Below are the records; locate each line with the word "function" and copy it.

◆ DATA FOR THE TASK
----
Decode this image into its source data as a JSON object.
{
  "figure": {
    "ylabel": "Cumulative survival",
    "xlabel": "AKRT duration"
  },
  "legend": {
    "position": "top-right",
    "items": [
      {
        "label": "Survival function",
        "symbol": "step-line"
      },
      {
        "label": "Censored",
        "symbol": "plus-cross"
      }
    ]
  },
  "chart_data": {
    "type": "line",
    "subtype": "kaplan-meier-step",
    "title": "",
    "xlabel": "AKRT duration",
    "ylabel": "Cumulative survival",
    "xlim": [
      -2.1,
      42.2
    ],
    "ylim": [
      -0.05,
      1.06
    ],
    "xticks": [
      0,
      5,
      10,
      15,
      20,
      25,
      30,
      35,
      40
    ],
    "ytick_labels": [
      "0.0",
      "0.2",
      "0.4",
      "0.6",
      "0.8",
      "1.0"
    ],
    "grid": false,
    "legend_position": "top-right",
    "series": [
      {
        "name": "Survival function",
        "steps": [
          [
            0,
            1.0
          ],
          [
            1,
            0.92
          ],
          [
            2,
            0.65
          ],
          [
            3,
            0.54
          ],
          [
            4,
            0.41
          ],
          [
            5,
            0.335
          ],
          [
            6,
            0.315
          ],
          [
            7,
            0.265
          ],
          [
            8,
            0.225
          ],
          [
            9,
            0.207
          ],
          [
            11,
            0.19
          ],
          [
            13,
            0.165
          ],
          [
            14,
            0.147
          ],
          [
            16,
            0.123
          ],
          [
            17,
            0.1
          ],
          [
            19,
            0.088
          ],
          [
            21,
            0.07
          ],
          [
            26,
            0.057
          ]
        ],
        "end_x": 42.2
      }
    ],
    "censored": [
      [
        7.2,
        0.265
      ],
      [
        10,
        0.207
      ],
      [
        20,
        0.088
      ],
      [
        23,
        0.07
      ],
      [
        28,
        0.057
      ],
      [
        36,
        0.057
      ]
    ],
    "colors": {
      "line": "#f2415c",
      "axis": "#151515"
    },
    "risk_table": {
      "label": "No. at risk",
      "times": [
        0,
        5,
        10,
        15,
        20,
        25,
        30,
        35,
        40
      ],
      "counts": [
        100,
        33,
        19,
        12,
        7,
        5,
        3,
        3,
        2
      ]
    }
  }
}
----
◆ RESULT
        "label": "Survival function",
        "name": "Survival function",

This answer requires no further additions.